═════ Extracted records
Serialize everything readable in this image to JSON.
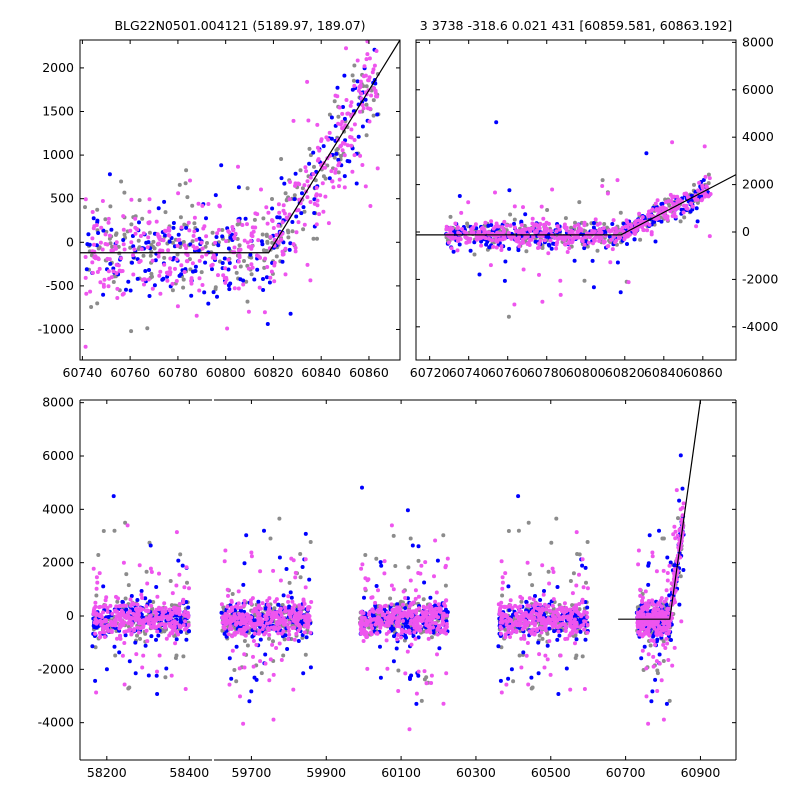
{
  "chart_data": [
    {
      "type": "scatter",
      "title": "BLG22N0501.004121 (5189.97, 189.07)",
      "xlim": [
        60739,
        60873
      ],
      "ylim": [
        -1350,
        2320
      ],
      "xticks": [
        60740,
        60760,
        60780,
        60800,
        60820,
        60840,
        60860
      ],
      "yticks": [
        -1000,
        -500,
        0,
        500,
        1000,
        1500,
        2000
      ],
      "yaxis_side": "left",
      "model_line": [
        [
          60739,
          -120
        ],
        [
          60818,
          -120
        ],
        [
          60873,
          2320
        ]
      ],
      "series": [
        {
          "name": "grey",
          "color": "#8c8c8c"
        },
        {
          "name": "blue",
          "color": "#0000ff"
        },
        {
          "name": "magenta",
          "color": "#ee55ee"
        }
      ]
    },
    {
      "type": "scatter",
      "title": "3 3738 -318.6 0.021 431 [60859.581, 60863.192]",
      "xlim": [
        60713,
        60877
      ],
      "ylim": [
        -5400,
        8100
      ],
      "xticks": [
        60720,
        60740,
        60760,
        60780,
        60800,
        60820,
        60840,
        60860
      ],
      "yticks": [
        -4000,
        -2000,
        0,
        2000,
        4000,
        6000,
        8000
      ],
      "yaxis_side": "right",
      "model_line": [
        [
          60713,
          -120
        ],
        [
          60818,
          -120
        ],
        [
          60877,
          2420
        ]
      ],
      "series": [
        {
          "name": "grey",
          "color": "#8c8c8c"
        },
        {
          "name": "blue",
          "color": "#0000ff"
        },
        {
          "name": "magenta",
          "color": "#ee55ee"
        }
      ]
    },
    {
      "type": "scatter",
      "title": "",
      "broken_axis": true,
      "ylim": [
        -5400,
        8100
      ],
      "yticks": [
        -4000,
        -2000,
        0,
        2000,
        4000,
        6000,
        8000
      ],
      "xticks": [
        58200,
        58400,
        59700,
        59900,
        60100,
        60300,
        60500,
        60700,
        60900
      ],
      "segments": [
        {
          "xlim": [
            58135,
            58455
          ],
          "seasons": [
            [
              58165,
              58400
            ]
          ]
        },
        {
          "xlim": [
            59600,
            60995
          ],
          "seasons": [
            [
              59620,
              59860
            ],
            [
              59990,
              60225
            ],
            [
              60360,
              60600
            ],
            [
              60730,
              60855
            ]
          ]
        }
      ],
      "model_line": [
        [
          60680,
          -120
        ],
        [
          60818,
          -120
        ],
        [
          60900,
          8100
        ]
      ],
      "series": [
        {
          "name": "grey",
          "color": "#8c8c8c"
        },
        {
          "name": "blue",
          "color": "#0000ff"
        },
        {
          "name": "magenta",
          "color": "#ee55ee"
        }
      ]
    }
  ]
}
══════════
**Request**
Repeat each line of the records above exactly, but do not copy the pictures.

**Task solution**
Serialize everything readable in this image to JSON.
{
  "chart_data": [
    {
      "type": "scatter",
      "title": "BLG22N0501.004121 (5189.97, 189.07)",
      "xlim": [
        60739,
        60873
      ],
      "ylim": [
        -1350,
        2320
      ],
      "xticks": [
        60740,
        60760,
        60780,
        60800,
        60820,
        60840,
        60860
      ],
      "yticks": [
        -1000,
        -500,
        0,
        500,
        1000,
        1500,
        2000
      ],
      "yaxis_side": "left",
      "model_line": [
        [
          60739,
          -120
        ],
        [
          60818,
          -120
        ],
        [
          60873,
          2320
        ]
      ],
      "series": [
        {
          "name": "grey",
          "color": "#8c8c8c"
        },
        {
          "name": "blue",
          "color": "#0000ff"
        },
        {
          "name": "magenta",
          "color": "#ee55ee"
        }
      ]
    },
    {
      "type": "scatter",
      "title": "3 3738 -318.6 0.021 431 [60859.581, 60863.192]",
      "xlim": [
        60713,
        60877
      ],
      "ylim": [
        -5400,
        8100
      ],
      "xticks": [
        60720,
        60740,
        60760,
        60780,
        60800,
        60820,
        60840,
        60860
      ],
      "yticks": [
        -4000,
        -2000,
        0,
        2000,
        4000,
        6000,
        8000
      ],
      "yaxis_side": "right",
      "model_line": [
        [
          60713,
          -120
        ],
        [
          60818,
          -120
        ],
        [
          60877,
          2420
        ]
      ],
      "series": [
        {
          "name": "grey",
          "color": "#8c8c8c"
        },
        {
          "name": "blue",
          "color": "#0000ff"
        },
        {
          "name": "magenta",
          "color": "#ee55ee"
        }
      ]
    },
    {
      "type": "scatter",
      "title": "",
      "broken_axis": true,
      "ylim": [
        -5400,
        8100
      ],
      "yticks": [
        -4000,
        -2000,
        0,
        2000,
        4000,
        6000,
        8000
      ],
      "xticks": [
        58200,
        58400,
        59700,
        59900,
        60100,
        60300,
        60500,
        60700,
        60900
      ],
      "segments": [
        {
          "xlim": [
            58135,
            58455
          ],
          "seasons": [
            [
              58165,
              58400
            ]
          ]
        },
        {
          "xlim": [
            59600,
            60995
          ],
          "seasons": [
            [
              59620,
              59860
            ],
            [
              59990,
              60225
            ],
            [
              60360,
              60600
            ],
            [
              60730,
              60855
            ]
          ]
        }
      ],
      "model_line": [
        [
          60680,
          -120
        ],
        [
          60818,
          -120
        ],
        [
          60900,
          8100
        ]
      ],
      "series": [
        {
          "name": "grey",
          "color": "#8c8c8c"
        },
        {
          "name": "blue",
          "color": "#0000ff"
        },
        {
          "name": "magenta",
          "color": "#ee55ee"
        }
      ]
    }
  ]
}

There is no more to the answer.